- Instructions to follow -
Please output the entries below from the line that contains "What does this" through the final line, reproduced exactly and alone.

- Dataset rows -
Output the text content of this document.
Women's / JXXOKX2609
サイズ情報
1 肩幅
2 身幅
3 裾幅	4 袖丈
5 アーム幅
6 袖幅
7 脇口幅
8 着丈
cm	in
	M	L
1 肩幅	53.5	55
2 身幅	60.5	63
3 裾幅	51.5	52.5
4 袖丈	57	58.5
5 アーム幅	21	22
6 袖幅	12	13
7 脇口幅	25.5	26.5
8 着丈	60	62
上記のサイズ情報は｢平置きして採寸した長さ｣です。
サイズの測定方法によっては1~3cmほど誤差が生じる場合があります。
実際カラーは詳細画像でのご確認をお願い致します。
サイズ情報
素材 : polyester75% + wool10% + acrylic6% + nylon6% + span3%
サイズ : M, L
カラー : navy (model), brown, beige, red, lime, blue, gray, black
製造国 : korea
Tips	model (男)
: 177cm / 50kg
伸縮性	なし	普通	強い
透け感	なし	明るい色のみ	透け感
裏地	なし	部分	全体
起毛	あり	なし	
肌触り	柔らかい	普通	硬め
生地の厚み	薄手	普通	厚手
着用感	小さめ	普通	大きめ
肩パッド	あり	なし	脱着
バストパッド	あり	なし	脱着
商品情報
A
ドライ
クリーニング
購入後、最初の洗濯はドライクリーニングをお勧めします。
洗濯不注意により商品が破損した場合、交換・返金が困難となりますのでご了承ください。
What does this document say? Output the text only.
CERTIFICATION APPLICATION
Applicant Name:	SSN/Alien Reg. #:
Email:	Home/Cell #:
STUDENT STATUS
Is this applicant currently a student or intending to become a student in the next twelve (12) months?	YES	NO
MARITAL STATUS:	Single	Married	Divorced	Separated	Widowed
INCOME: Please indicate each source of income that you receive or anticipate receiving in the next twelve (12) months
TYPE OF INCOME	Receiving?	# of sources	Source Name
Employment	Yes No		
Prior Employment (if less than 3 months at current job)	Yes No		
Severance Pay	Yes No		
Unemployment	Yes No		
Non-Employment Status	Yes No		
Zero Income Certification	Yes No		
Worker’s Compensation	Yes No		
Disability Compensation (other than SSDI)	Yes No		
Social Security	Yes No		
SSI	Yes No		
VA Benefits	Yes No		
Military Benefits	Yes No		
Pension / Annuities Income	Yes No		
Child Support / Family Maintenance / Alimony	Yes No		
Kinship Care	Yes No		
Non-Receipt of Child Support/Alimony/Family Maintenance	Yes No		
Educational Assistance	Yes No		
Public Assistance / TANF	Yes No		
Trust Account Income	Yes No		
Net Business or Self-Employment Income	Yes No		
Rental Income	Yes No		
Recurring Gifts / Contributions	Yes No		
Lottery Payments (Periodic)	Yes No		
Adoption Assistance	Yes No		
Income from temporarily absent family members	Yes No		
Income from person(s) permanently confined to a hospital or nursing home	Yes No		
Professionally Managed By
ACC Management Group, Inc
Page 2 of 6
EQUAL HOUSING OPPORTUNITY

- Response -
What does this document say? Output the text only.
CERTIFICATION APPLICATION
Applicant Name:	SSN/Alien Reg. #:
Email:	Home/Cell #:
STUDENT STATUS
Is this applicant currently a student or intending to become a student in the next twelve (12) months?	YES	NO
MARITAL STATUS:	Single	Married	Divorced	Separated	Widowed
INCOME: Please indicate each source of income that you receive or anticipate receiving in the next twelve (12) months
TYPE OF INCOME	Receiving?	# of sources	Source Name
Employment	Yes No		
Prior Employment (if less than 3 months at current job)	Yes No		
Severance Pay	Yes No		
Unemployment	Yes No		
Non-Employment Status	Yes No		
Zero Income Certification	Yes No		
Worker’s Compensation	Yes No		
Disability Compensation (other than SSDI)	Yes No		
Social Security	Yes No		
SSI	Yes No		
VA Benefits	Yes No		
Military Benefits	Yes No		
Pension / Annuities Income	Yes No		
Child Support / Family Maintenance / Alimony	Yes No		
Kinship Care	Yes No		
Non-Receipt of Child Support/Alimony/Family Maintenance	Yes No		
Educational Assistance	Yes No		
Public Assistance / TANF	Yes No		
Trust Account Income	Yes No		
Net Business or Self-Employment Income	Yes No		
Rental Income	Yes No		
Recurring Gifts / Contributions	Yes No		
Lottery Payments (Periodic)	Yes No		
Adoption Assistance	Yes No		
Income from temporarily absent family members	Yes No		
Income from person(s) permanently confined to a hospital or nursing home	Yes No		
Professionally Managed By
ACC Management Group, Inc
Page 2 of 6
EQUAL HOUSING OPPORTUNITY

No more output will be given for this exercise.